(Dataset items)
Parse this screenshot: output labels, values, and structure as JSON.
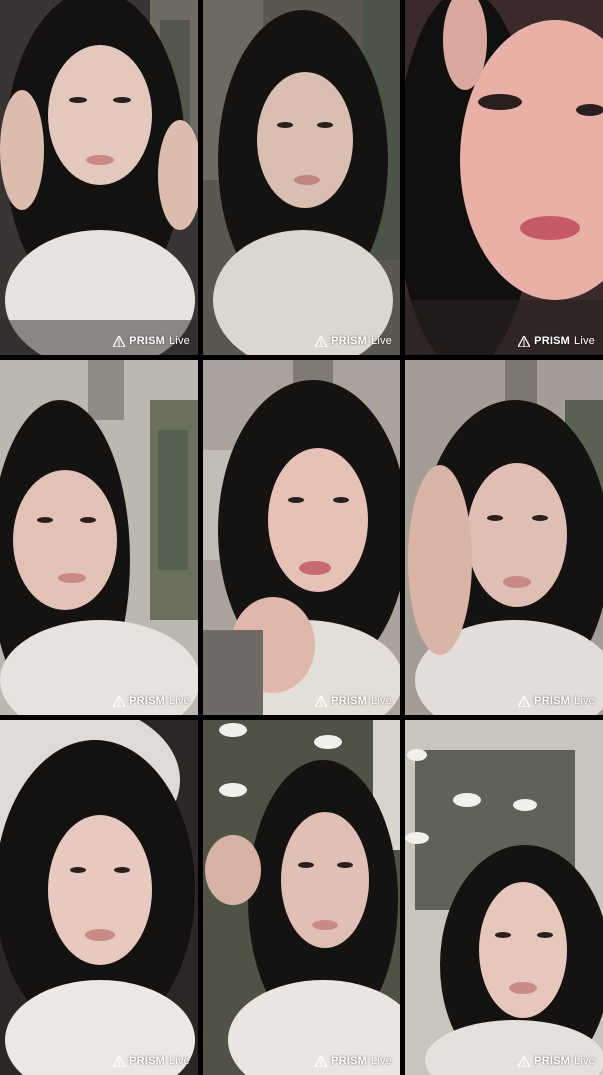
{
  "watermark": {
    "brand": "PRISM",
    "suffix": "Live"
  },
  "tiles": [
    {
      "scene": "bedroom-closet",
      "tone": "#3a3535",
      "face": "#e3c8bd",
      "shirt": "#e8e2de",
      "hair": "#141111"
    },
    {
      "scene": "bedroom-wall",
      "tone": "#5a5650",
      "face": "#d9bfb2",
      "shirt": "#dcd6d0",
      "hair": "#151212"
    },
    {
      "scene": "closeup-warm",
      "tone": "#3b2a2a",
      "face": "#e9b0a8",
      "shirt": "#c9b8b2",
      "hair": "#120f0f"
    },
    {
      "scene": "ceiling-vent",
      "tone": "#bcb7b0",
      "face": "#e2c2b6",
      "shirt": "#e7e2dd",
      "hair": "#151212"
    },
    {
      "scene": "ceiling-light",
      "tone": "#a9a39b",
      "face": "#e6c1b6",
      "shirt": "#e4ded9",
      "hair": "#151212"
    },
    {
      "scene": "ceiling-closet",
      "tone": "#a39d95",
      "face": "#dfbfb4",
      "shirt": "#e2ddd8",
      "hair": "#151212"
    },
    {
      "scene": "pillow-dark",
      "tone": "#2b2727",
      "face": "#e8c9bf",
      "shirt": "#ece7e3",
      "hair": "#141111"
    },
    {
      "scene": "cloud-wall",
      "tone": "#4e5346",
      "face": "#e0c0b5",
      "shirt": "#e9e5e1",
      "hair": "#151212"
    },
    {
      "scene": "cloud-window",
      "tone": "#5f6357",
      "face": "#e6c7bb",
      "shirt": "#e5e0dc",
      "hair": "#151212"
    }
  ]
}
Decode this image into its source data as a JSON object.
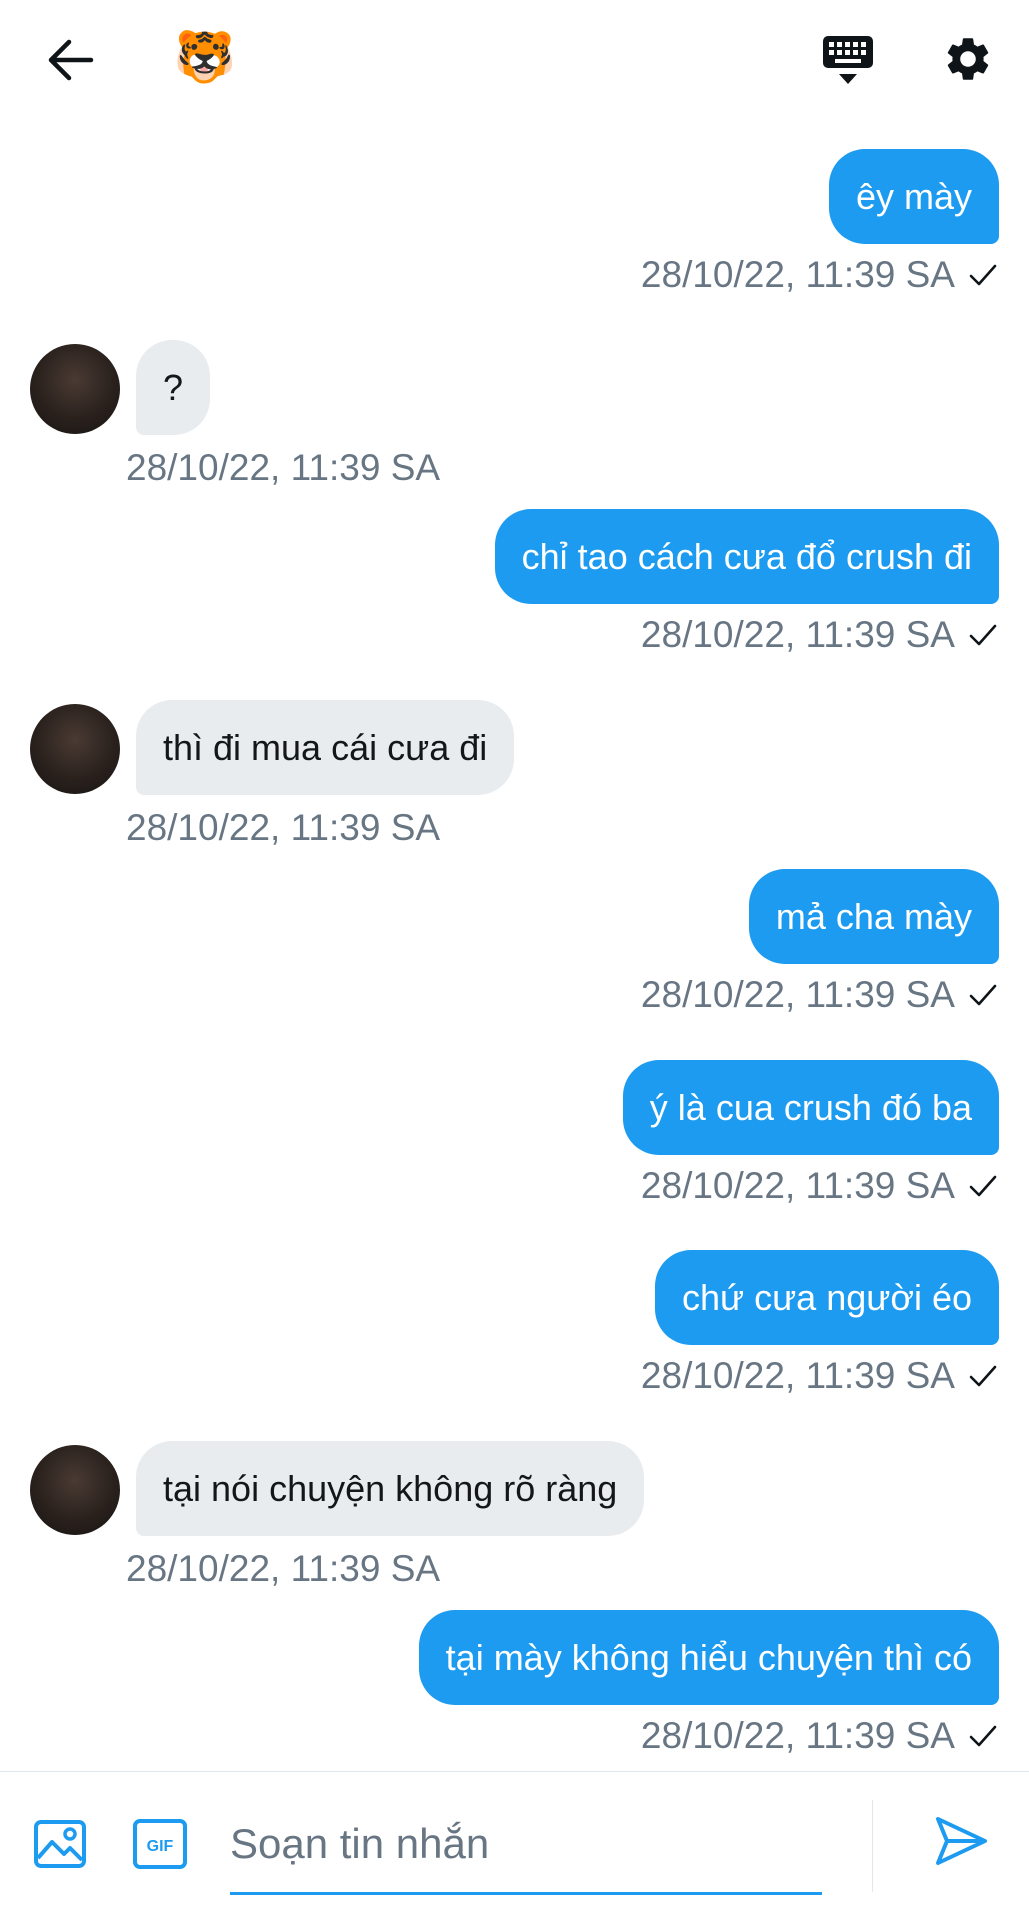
{
  "header": {
    "back_icon": "arrow-left-icon",
    "avatar_emoji": "🐯",
    "keyboard_icon": "keyboard-icon",
    "settings_icon": "gear-icon"
  },
  "messages": [
    {
      "dir": "sent",
      "text": "êy mày",
      "time": "28/10/22, 11:39 SA"
    },
    {
      "dir": "recv",
      "text": "?",
      "time": "28/10/22, 11:39 SA"
    },
    {
      "dir": "sent",
      "text": "chỉ tao cách cưa đổ crush đi",
      "time": "28/10/22, 11:39 SA"
    },
    {
      "dir": "recv",
      "text": "thì đi mua cái cưa đi",
      "time": "28/10/22, 11:39 SA"
    },
    {
      "dir": "sent",
      "text": "mả cha mày",
      "time": "28/10/22, 11:39 SA"
    },
    {
      "dir": "sent",
      "text": "ý là cua crush đó ba",
      "time": "28/10/22, 11:39 SA"
    },
    {
      "dir": "sent",
      "text": "chứ cưa người éo",
      "time": "28/10/22, 11:39 SA"
    },
    {
      "dir": "recv",
      "text": "tại nói chuyện không rõ ràng",
      "time": "28/10/22, 11:39 SA"
    },
    {
      "dir": "sent",
      "text": "tại mày không hiểu chuyện thì có",
      "time": "28/10/22, 11:39 SA"
    }
  ],
  "composer": {
    "placeholder": "Soạn tin nhắn",
    "value": "",
    "image_icon": "image-icon",
    "gif_label": "GIF",
    "send_icon": "send-icon"
  },
  "colors": {
    "accent": "#1d9bf0",
    "received_bubble": "#e9ecef",
    "meta_text": "#687684"
  }
}
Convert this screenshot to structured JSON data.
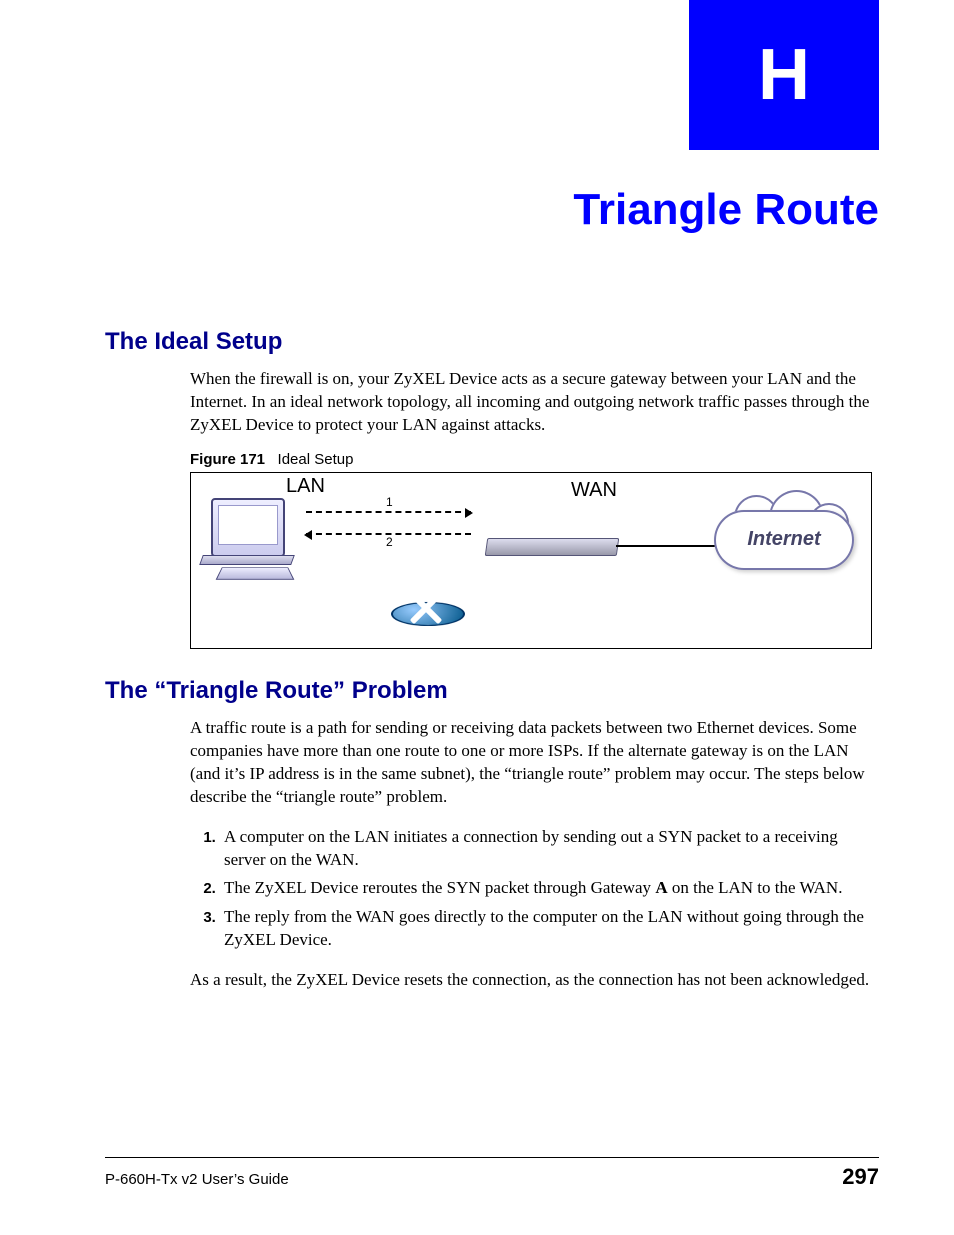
{
  "chapter": {
    "letter": "H",
    "title": "Triangle Route"
  },
  "sections": {
    "ideal": {
      "heading": "The Ideal Setup",
      "para": "When the firewall is on, your ZyXEL Device acts as a secure gateway between your LAN and the Internet. In an ideal network topology, all incoming and outgoing network traffic passes through the ZyXEL Device to protect your LAN against attacks."
    },
    "problem": {
      "heading": "The “Triangle Route” Problem",
      "para": "A traffic route is a path for sending or receiving data packets between two Ethernet devices. Some companies have more than one route to one or more ISPs. If the alternate gateway is on the LAN (and it’s IP address is in the same subnet), the “triangle route” problem may occur. The steps below describe the “triangle route” problem.",
      "steps": [
        "A computer on the LAN initiates a connection by sending out a SYN packet to a receiving server on the WAN.",
        "The ZyXEL Device reroutes the SYN packet through Gateway A on the LAN to the WAN.",
        "The reply from the WAN goes directly to the computer on the LAN without going through the ZyXEL Device."
      ],
      "step2_pre": "The ZyXEL Device reroutes the SYN packet through Gateway ",
      "step2_bold": "A",
      "step2_post": " on the LAN to the WAN.",
      "conclusion": "As a result, the ZyXEL Device resets the connection, as the connection has not been acknowledged."
    }
  },
  "figure": {
    "num": "Figure 171",
    "title": "Ideal Setup",
    "lan_label": "LAN",
    "wan_label": "WAN",
    "internet_label": "Internet",
    "arrow1_num": "1",
    "arrow2_num": "2"
  },
  "footer": {
    "guide": "P-660H-Tx v2 User’s Guide",
    "page": "297"
  }
}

**TASK OBJECTIVE**
Copy each line above where the string "icon" occurs.

**REPLY**
    "back_icon": "arrow-left-icon",
    "keyboard_icon": "keyboard-icon",
    "settings_icon": "gear-icon"
    "image_icon": "image-icon",
    "send_icon": "send-icon"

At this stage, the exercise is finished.